_Set problem_
Without the pictures, can you quote each line below exactly?

____ Exercise input

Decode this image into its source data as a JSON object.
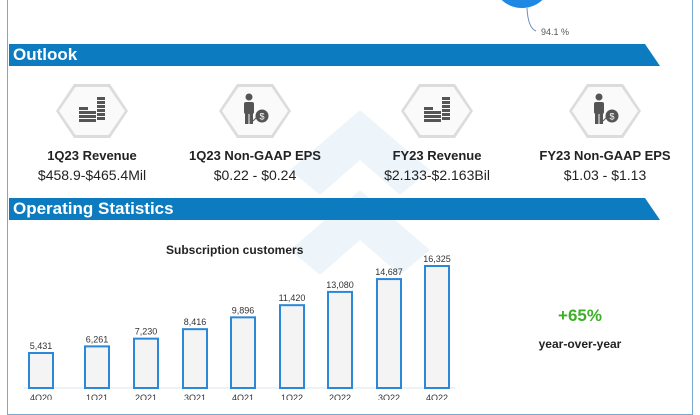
{
  "top_chart": {
    "slice_label": "94.1 %",
    "color": "#1e88e5"
  },
  "outlook": {
    "title": "Outlook",
    "items": [
      {
        "icon": "coin-stacks-icon",
        "label": "1Q23 Revenue",
        "value": "$458.9-$465.4Mil"
      },
      {
        "icon": "person-dollar-icon",
        "label": "1Q23 Non-GAAP EPS",
        "value": "$0.22 - $0.24"
      },
      {
        "icon": "coin-stacks-icon",
        "label": "FY23 Revenue",
        "value": "$2.133-$2.163Bil"
      },
      {
        "icon": "person-dollar-icon",
        "label": "FY23 Non-GAAP EPS",
        "value": "$1.03 - $1.13"
      }
    ]
  },
  "operating": {
    "title": "Operating Statistics",
    "growth": "+65%",
    "growth_label": "year-over-year"
  },
  "chart_data": {
    "type": "bar",
    "title": "Subscription customers",
    "categories": [
      "4Q20",
      "1Q21",
      "2Q21",
      "3Q21",
      "4Q21",
      "1Q22",
      "2Q22",
      "3Q22",
      "4Q22"
    ],
    "values": [
      5431,
      6261,
      7230,
      8416,
      9896,
      11420,
      13080,
      14687,
      16325
    ],
    "labels": [
      "5,431",
      "6,261",
      "7,230",
      "8,416",
      "9,896",
      "11,420",
      "13,080",
      "14,687",
      "16,325"
    ],
    "bar_fill": "#f4f4f4",
    "bar_stroke": "#2b87d8",
    "grid": false
  }
}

________

_Result of the exercise_
Decode this image into its source data as a JSON object.
{
  "top_chart": {
    "slice_label": "94.1 %",
    "color": "#1e88e5"
  },
  "outlook": {
    "title": "Outlook",
    "items": [
      {
        "icon": "coin-stacks-icon",
        "label": "1Q23 Revenue",
        "value": "$458.9-$465.4Mil"
      },
      {
        "icon": "person-dollar-icon",
        "label": "1Q23 Non-GAAP EPS",
        "value": "$0.22 - $0.24"
      },
      {
        "icon": "coin-stacks-icon",
        "label": "FY23 Revenue",
        "value": "$2.133-$2.163Bil"
      },
      {
        "icon": "person-dollar-icon",
        "label": "FY23 Non-GAAP EPS",
        "value": "$1.03 - $1.13"
      }
    ]
  },
  "operating": {
    "title": "Operating Statistics",
    "growth": "+65%",
    "growth_label": "year-over-year"
  },
  "chart_data": {
    "type": "bar",
    "title": "Subscription customers",
    "categories": [
      "4Q20",
      "1Q21",
      "2Q21",
      "3Q21",
      "4Q21",
      "1Q22",
      "2Q22",
      "3Q22",
      "4Q22"
    ],
    "values": [
      5431,
      6261,
      7230,
      8416,
      9896,
      11420,
      13080,
      14687,
      16325
    ],
    "labels": [
      "5,431",
      "6,261",
      "7,230",
      "8,416",
      "9,896",
      "11,420",
      "13,080",
      "14,687",
      "16,325"
    ],
    "bar_fill": "#f4f4f4",
    "bar_stroke": "#2b87d8",
    "grid": false
  }
}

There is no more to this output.